Aim: What is needed here is an exact copy of every entry.

--- Start of Listed entries ---

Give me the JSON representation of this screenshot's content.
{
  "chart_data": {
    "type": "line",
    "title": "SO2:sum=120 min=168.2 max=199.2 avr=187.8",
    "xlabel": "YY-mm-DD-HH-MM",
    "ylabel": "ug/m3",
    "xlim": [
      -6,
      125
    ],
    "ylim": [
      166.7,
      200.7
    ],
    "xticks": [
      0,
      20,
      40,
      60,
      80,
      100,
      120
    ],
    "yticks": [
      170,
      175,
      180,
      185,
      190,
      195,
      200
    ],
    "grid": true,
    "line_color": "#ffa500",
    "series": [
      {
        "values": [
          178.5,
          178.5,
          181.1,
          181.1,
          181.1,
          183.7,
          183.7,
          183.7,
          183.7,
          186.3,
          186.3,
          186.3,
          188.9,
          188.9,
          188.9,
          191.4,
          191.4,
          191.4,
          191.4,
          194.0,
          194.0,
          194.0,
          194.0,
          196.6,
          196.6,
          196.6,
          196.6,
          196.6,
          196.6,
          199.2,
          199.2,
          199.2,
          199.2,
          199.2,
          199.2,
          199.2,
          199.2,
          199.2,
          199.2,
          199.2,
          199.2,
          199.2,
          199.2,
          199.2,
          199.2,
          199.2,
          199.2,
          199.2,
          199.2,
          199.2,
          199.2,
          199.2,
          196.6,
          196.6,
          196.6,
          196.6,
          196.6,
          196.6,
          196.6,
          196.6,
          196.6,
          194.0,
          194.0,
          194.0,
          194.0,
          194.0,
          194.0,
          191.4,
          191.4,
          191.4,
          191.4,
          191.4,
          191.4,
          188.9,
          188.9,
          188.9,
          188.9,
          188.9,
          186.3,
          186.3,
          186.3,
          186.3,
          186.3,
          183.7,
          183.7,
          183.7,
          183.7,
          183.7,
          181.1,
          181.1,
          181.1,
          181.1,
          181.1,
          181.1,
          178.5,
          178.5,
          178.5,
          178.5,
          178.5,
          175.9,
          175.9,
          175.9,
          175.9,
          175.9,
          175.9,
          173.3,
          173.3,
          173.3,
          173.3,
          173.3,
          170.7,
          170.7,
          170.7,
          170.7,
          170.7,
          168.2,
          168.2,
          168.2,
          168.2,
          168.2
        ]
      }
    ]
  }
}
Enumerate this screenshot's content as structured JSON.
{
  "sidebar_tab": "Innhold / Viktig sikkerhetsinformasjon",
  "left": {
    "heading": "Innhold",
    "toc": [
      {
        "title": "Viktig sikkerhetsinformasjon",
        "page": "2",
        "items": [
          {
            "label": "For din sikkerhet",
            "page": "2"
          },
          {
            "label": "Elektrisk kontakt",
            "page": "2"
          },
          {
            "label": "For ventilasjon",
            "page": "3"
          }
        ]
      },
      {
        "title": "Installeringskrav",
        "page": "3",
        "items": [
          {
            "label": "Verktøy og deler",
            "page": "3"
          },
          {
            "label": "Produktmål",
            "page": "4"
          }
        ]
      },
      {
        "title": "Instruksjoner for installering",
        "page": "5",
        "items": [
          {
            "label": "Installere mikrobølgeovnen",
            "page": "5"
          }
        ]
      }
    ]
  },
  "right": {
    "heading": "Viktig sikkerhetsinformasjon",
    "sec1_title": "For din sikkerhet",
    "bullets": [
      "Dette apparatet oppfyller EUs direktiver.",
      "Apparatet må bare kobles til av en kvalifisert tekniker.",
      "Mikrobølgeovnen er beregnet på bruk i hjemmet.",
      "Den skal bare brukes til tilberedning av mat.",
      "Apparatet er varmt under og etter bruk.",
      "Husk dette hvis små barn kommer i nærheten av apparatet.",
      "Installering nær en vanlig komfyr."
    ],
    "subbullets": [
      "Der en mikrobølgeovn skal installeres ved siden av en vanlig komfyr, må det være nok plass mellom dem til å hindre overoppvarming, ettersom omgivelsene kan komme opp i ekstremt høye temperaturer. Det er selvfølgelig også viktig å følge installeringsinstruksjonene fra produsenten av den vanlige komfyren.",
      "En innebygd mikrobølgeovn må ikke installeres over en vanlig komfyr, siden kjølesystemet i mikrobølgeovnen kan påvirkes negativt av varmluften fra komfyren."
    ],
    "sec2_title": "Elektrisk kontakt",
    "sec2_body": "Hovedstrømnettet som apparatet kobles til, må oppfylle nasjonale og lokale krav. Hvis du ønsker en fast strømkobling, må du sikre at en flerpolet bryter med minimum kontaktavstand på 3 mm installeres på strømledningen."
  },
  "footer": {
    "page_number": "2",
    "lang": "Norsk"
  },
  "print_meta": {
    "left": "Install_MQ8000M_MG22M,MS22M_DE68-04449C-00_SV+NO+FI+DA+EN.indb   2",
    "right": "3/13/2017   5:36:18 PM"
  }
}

--- End of Listed entries ---

Result of this task:
Give me the JSON representation of this screenshot's content.
{
  "chart_data": {
    "type": "line",
    "title": "SO2:sum=120 min=168.2 max=199.2 avr=187.8",
    "xlabel": "YY-mm-DD-HH-MM",
    "ylabel": "ug/m3",
    "xlim": [
      -6,
      125
    ],
    "ylim": [
      166.7,
      200.7
    ],
    "xticks": [
      0,
      20,
      40,
      60,
      80,
      100,
      120
    ],
    "yticks": [
      170,
      175,
      180,
      185,
      190,
      195,
      200
    ],
    "grid": true,
    "line_color": "#ffa500",
    "series": [
      {
        "values": [
          178.5,
          178.5,
          181.1,
          181.1,
          181.1,
          183.7,
          183.7,
          183.7,
          183.7,
          186.3,
          186.3,
          186.3,
          188.9,
          188.9,
          188.9,
          191.4,
          191.4,
          191.4,
          191.4,
          194.0,
          194.0,
          194.0,
          194.0,
          196.6,
          196.6,
          196.6,
          196.6,
          196.6,
          196.6,
          199.2,
          199.2,
          199.2,
          199.2,
          199.2,
          199.2,
          199.2,
          199.2,
          199.2,
          199.2,
          199.2,
          199.2,
          199.2,
          199.2,
          199.2,
          199.2,
          199.2,
          199.2,
          199.2,
          199.2,
          199.2,
          199.2,
          199.2,
          196.6,
          196.6,
          196.6,
          196.6,
          196.6,
          196.6,
          196.6,
          196.6,
          196.6,
          194.0,
          194.0,
          194.0,
          194.0,
          194.0,
          194.0,
          191.4,
          191.4,
          191.4,
          191.4,
          191.4,
          191.4,
          188.9,
          188.9,
          188.9,
          188.9,
          188.9,
          186.3,
          186.3,
          186.3,
          186.3,
          186.3,
          183.7,
          183.7,
          183.7,
          183.7,
          183.7,
          181.1,
          181.1,
          181.1,
          181.1,
          181.1,
          181.1,
          178.5,
          178.5,
          178.5,
          178.5,
          178.5,
          175.9,
          175.9,
          175.9,
          175.9,
          175.9,
          175.9,
          173.3,
          173.3,
          173.3,
          173.3,
          173.3,
          170.7,
          170.7,
          170.7,
          170.7,
          170.7,
          168.2,
          168.2,
          168.2,
          168.2,
          168.2
        ]
      }
    ]
  }
}
Enumerate this screenshot's content as structured JSON.
{
  "sidebar_tab": "Innhold / Viktig sikkerhetsinformasjon",
  "left": {
    "heading": "Innhold",
    "toc": [
      {
        "title": "Viktig sikkerhetsinformasjon",
        "page": "2",
        "items": [
          {
            "label": "For din sikkerhet",
            "page": "2"
          },
          {
            "label": "Elektrisk kontakt",
            "page": "2"
          },
          {
            "label": "For ventilasjon",
            "page": "3"
          }
        ]
      },
      {
        "title": "Installeringskrav",
        "page": "3",
        "items": [
          {
            "label": "Verktøy og deler",
            "page": "3"
          },
          {
            "label": "Produktmål",
            "page": "4"
          }
        ]
      },
      {
        "title": "Instruksjoner for installering",
        "page": "5",
        "items": [
          {
            "label": "Installere mikrobølgeovnen",
            "page": "5"
          }
        ]
      }
    ]
  },
  "right": {
    "heading": "Viktig sikkerhetsinformasjon",
    "sec1_title": "For din sikkerhet",
    "bullets": [
      "Dette apparatet oppfyller EUs direktiver.",
      "Apparatet må bare kobles til av en kvalifisert tekniker.",
      "Mikrobølgeovnen er beregnet på bruk i hjemmet.",
      "Den skal bare brukes til tilberedning av mat.",
      "Apparatet er varmt under og etter bruk.",
      "Husk dette hvis små barn kommer i nærheten av apparatet.",
      "Installering nær en vanlig komfyr."
    ],
    "subbullets": [
      "Der en mikrobølgeovn skal installeres ved siden av en vanlig komfyr, må det være nok plass mellom dem til å hindre overoppvarming, ettersom omgivelsene kan komme opp i ekstremt høye temperaturer. Det er selvfølgelig også viktig å følge installeringsinstruksjonene fra produsenten av den vanlige komfyren.",
      "En innebygd mikrobølgeovn må ikke installeres over en vanlig komfyr, siden kjølesystemet i mikrobølgeovnen kan påvirkes negativt av varmluften fra komfyren."
    ],
    "sec2_title": "Elektrisk kontakt",
    "sec2_body": "Hovedstrømnettet som apparatet kobles til, må oppfylle nasjonale og lokale krav. Hvis du ønsker en fast strømkobling, må du sikre at en flerpolet bryter med minimum kontaktavstand på 3 mm installeres på strømledningen."
  },
  "footer": {
    "page_number": "2",
    "lang": "Norsk"
  },
  "print_meta": {
    "left": "Install_MQ8000M_MG22M,MS22M_DE68-04449C-00_SV+NO+FI+DA+EN.indb   2",
    "right": "3/13/2017   5:36:18 PM"
  }
}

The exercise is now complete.